----- Record excerpts
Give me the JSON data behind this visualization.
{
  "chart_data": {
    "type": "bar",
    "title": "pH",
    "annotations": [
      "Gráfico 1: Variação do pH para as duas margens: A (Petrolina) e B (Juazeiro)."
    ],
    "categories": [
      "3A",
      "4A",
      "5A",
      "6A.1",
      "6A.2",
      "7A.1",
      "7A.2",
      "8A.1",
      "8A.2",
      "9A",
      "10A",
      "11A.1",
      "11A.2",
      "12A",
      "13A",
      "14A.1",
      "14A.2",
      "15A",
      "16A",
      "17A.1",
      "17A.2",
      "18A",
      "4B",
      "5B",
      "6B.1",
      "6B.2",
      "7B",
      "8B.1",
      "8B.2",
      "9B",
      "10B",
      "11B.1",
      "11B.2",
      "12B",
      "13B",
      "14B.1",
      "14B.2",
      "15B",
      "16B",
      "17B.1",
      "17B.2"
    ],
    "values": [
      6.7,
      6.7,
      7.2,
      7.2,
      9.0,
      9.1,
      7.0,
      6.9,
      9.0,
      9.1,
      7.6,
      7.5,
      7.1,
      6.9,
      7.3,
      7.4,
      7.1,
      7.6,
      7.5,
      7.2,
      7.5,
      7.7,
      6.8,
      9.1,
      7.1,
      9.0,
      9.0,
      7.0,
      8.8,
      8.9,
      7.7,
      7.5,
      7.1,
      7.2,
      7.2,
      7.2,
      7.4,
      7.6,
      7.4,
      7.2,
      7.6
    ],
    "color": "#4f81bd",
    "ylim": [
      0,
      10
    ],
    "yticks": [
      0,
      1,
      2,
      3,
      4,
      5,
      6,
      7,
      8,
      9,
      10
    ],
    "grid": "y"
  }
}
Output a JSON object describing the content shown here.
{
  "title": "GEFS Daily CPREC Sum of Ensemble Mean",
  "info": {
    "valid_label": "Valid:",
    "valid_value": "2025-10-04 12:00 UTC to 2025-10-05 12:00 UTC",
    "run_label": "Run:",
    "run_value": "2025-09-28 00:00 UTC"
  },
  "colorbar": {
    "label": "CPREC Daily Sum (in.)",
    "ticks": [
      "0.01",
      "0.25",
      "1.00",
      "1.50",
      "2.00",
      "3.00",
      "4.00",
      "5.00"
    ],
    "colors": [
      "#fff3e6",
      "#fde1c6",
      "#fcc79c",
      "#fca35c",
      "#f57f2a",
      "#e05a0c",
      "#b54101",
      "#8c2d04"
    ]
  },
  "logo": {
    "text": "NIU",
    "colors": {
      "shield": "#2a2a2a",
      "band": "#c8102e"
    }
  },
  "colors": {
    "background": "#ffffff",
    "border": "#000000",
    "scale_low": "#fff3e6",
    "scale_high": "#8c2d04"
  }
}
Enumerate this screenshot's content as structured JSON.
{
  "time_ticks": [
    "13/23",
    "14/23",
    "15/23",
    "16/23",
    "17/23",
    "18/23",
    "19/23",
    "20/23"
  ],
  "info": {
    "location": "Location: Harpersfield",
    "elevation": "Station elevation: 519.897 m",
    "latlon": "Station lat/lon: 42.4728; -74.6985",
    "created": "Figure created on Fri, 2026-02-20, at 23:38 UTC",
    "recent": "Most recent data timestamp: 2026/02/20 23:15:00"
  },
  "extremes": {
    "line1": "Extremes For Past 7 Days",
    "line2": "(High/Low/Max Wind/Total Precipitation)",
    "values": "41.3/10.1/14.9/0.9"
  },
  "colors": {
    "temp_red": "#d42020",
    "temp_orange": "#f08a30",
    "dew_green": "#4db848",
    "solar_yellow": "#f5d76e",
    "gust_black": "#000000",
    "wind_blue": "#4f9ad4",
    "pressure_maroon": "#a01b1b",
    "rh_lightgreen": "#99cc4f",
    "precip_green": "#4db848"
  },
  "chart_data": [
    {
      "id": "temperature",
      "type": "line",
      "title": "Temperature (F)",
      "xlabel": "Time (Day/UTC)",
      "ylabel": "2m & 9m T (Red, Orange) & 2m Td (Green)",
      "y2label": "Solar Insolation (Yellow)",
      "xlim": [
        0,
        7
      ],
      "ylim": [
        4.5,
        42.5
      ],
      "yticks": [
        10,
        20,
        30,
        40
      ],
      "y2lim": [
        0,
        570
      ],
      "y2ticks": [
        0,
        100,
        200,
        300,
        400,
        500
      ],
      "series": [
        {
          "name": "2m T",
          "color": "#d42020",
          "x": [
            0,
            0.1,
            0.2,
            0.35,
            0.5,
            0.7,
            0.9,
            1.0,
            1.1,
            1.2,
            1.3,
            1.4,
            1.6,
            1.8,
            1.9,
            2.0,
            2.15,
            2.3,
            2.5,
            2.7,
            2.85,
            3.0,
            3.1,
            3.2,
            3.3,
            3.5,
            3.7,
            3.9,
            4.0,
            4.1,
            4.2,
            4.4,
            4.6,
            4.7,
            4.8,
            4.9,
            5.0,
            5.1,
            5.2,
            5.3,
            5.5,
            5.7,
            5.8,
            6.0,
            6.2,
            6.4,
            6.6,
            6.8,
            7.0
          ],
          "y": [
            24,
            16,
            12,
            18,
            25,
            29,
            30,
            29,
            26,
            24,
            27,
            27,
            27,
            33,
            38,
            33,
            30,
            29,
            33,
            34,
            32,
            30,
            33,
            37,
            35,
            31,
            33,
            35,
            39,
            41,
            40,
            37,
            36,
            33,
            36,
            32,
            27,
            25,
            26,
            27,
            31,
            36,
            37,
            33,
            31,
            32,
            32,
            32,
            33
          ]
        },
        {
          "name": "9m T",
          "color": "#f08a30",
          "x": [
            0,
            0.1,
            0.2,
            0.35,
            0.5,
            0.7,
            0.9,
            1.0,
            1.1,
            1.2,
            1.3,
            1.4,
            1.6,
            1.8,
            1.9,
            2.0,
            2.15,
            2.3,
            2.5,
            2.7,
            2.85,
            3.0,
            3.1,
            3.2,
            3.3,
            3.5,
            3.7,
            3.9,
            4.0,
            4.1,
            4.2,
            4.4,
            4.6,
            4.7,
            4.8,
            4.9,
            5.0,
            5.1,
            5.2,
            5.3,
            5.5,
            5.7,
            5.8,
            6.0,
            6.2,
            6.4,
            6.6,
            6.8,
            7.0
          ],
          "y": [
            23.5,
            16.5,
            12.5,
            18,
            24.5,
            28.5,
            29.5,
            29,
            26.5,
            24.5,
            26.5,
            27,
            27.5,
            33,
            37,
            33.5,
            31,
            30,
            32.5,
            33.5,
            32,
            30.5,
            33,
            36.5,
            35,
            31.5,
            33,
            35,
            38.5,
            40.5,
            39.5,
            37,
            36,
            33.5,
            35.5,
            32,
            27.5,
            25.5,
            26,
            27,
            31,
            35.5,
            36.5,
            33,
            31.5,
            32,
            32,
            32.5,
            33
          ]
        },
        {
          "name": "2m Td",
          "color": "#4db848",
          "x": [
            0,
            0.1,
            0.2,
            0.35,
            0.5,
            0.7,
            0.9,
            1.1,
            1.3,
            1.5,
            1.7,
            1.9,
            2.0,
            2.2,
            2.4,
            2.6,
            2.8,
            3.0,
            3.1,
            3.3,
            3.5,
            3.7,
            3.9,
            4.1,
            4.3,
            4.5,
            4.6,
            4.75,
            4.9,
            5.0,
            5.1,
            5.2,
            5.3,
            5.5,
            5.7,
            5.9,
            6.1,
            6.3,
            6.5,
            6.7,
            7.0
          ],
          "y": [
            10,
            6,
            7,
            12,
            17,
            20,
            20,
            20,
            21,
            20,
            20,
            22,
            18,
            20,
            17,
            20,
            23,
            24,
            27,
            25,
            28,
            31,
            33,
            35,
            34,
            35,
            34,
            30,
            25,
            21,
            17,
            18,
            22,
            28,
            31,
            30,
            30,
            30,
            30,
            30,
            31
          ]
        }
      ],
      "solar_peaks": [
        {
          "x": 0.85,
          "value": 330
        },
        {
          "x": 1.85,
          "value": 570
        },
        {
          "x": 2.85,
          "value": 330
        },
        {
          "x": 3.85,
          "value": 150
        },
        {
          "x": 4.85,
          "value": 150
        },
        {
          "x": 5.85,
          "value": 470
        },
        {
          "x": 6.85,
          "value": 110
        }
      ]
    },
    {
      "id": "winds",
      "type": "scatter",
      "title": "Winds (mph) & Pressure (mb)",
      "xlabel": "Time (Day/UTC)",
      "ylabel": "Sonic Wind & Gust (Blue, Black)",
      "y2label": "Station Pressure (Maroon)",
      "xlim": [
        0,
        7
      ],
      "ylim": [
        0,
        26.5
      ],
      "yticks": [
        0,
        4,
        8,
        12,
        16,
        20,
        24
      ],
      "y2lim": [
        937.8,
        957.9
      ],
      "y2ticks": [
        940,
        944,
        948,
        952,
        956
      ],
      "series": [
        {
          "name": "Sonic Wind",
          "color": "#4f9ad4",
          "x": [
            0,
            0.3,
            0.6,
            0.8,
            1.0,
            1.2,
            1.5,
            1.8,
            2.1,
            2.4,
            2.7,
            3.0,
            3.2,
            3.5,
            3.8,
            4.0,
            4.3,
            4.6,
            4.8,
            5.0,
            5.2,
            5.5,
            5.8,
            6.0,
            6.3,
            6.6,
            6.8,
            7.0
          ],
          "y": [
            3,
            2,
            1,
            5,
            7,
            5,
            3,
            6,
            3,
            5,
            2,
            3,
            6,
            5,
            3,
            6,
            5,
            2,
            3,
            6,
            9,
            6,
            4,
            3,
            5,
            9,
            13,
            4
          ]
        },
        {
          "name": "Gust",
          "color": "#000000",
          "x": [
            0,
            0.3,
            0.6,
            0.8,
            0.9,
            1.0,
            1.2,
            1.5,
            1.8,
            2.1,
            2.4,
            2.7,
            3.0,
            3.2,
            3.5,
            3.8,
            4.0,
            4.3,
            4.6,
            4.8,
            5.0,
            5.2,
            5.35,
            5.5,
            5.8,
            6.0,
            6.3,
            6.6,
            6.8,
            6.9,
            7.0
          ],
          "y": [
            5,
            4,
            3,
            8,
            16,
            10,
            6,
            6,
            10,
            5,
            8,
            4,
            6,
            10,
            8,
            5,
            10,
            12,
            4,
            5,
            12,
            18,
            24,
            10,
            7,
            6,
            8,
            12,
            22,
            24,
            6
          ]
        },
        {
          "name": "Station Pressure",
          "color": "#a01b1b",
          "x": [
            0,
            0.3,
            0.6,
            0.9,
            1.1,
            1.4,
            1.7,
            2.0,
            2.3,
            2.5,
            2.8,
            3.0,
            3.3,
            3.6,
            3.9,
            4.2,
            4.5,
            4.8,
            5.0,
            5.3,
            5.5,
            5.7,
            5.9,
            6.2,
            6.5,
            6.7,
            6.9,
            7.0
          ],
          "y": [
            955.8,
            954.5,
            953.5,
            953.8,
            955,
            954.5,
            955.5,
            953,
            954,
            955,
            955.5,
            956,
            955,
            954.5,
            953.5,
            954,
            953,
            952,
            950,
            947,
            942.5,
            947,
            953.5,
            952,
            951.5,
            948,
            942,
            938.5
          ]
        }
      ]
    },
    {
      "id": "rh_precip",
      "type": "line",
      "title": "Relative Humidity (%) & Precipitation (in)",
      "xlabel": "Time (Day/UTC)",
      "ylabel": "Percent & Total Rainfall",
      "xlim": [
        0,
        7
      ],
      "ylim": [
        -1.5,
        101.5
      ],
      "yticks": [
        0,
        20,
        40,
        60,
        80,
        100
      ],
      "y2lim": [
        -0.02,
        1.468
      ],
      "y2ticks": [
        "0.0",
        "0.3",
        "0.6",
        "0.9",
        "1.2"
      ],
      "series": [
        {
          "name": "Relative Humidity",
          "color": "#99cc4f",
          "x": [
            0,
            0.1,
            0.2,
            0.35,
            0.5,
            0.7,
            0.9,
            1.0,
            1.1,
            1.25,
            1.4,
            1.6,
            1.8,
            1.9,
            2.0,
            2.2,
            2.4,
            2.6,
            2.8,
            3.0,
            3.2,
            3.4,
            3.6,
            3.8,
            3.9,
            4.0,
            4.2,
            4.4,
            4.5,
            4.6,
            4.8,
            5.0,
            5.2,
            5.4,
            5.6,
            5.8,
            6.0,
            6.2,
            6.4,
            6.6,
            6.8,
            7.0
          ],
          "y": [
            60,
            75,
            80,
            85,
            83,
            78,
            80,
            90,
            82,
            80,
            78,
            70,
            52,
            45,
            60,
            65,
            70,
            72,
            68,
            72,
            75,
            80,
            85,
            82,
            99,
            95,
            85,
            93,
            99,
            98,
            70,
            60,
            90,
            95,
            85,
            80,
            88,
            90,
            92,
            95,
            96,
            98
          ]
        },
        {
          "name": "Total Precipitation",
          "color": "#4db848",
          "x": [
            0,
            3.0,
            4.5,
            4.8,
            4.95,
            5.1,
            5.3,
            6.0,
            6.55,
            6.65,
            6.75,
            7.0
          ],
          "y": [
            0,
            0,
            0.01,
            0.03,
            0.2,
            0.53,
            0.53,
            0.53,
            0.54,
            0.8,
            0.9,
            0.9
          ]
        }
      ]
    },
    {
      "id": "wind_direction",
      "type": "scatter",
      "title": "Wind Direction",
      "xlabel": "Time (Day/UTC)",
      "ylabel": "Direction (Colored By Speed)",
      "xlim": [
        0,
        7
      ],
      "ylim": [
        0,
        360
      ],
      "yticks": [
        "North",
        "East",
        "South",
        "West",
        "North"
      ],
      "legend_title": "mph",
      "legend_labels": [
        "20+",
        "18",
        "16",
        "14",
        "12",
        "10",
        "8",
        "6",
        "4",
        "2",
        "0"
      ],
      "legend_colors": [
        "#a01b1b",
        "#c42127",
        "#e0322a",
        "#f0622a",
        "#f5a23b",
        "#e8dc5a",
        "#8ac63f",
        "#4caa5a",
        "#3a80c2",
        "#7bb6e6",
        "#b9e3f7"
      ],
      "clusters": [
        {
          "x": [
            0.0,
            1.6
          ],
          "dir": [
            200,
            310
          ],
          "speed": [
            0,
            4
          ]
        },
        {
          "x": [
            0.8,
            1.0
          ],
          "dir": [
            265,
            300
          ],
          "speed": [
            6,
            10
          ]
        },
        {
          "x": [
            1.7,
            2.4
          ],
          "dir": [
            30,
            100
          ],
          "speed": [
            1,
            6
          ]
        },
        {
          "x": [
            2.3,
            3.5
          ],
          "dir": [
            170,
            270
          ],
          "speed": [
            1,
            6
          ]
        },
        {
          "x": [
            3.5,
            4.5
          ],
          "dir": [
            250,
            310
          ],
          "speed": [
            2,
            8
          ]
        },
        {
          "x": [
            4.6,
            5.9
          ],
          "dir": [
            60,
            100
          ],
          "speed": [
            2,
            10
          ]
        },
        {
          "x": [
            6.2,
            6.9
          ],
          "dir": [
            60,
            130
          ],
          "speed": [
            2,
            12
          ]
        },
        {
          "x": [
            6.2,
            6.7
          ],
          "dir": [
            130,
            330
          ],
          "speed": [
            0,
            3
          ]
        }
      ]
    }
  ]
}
----------
# Stated problem
Give every line of the material that includes the string "name".

# The answer
          "name": "2m T",
          "name": "9m T",
          "name": "2m Td",
          "name": "Sonic Wind",
          "name": "Gust",
          "name": "Station Pressure",
          "name": "Relative Humidity",
          "name": "Total Precipitation",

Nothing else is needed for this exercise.